* **Given exercise**
Find how many lines in the data below mention "меры". Give the number only.

* BEGIN Given information *

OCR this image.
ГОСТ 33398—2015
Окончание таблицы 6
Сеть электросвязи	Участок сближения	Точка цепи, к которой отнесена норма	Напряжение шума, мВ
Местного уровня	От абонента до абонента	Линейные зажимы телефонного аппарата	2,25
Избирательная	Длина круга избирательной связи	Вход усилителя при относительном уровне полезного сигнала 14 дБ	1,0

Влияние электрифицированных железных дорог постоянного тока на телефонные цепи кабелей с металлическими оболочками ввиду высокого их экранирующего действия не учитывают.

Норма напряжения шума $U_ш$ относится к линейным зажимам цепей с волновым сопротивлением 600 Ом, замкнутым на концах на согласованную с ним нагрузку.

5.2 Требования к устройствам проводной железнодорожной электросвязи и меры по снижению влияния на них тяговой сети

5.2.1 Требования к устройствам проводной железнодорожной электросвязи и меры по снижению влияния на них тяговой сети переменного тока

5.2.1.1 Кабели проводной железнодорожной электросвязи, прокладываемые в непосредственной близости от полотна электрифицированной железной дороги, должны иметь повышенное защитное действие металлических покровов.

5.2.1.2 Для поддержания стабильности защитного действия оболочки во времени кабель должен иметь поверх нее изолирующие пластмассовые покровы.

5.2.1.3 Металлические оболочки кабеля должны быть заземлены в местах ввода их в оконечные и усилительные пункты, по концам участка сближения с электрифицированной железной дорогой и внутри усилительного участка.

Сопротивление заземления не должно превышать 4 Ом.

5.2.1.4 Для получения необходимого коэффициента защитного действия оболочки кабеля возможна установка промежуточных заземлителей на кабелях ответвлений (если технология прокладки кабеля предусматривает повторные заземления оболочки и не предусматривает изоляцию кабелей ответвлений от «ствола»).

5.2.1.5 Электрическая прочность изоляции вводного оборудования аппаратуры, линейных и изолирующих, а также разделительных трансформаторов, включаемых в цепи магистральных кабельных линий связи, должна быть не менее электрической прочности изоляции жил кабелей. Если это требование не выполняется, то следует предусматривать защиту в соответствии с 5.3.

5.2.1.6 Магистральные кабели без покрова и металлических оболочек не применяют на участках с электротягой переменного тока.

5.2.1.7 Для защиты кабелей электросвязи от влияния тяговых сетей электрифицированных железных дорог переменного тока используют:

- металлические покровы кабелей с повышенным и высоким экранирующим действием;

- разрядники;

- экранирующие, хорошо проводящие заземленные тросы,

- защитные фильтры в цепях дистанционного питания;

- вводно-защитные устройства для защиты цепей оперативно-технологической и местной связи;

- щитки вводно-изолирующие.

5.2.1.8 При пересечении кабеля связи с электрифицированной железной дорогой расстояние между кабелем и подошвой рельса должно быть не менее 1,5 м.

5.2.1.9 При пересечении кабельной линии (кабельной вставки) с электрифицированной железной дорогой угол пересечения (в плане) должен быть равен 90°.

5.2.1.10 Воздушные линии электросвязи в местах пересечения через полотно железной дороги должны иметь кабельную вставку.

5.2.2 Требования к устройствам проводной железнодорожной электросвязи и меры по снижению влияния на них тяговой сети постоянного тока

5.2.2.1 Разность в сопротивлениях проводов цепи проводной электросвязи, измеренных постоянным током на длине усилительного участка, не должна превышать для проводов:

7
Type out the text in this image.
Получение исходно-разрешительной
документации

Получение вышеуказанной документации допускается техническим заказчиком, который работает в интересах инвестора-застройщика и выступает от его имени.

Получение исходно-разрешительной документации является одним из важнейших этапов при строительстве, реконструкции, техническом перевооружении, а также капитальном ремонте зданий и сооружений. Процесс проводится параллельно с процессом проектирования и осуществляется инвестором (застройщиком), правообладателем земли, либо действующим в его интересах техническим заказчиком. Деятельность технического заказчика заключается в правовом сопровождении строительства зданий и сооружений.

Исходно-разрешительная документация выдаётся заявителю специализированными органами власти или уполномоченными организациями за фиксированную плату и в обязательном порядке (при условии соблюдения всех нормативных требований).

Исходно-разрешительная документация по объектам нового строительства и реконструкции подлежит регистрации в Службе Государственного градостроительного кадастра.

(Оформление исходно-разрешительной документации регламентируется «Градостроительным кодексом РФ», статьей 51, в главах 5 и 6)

* END Given information *

* **Task result**
3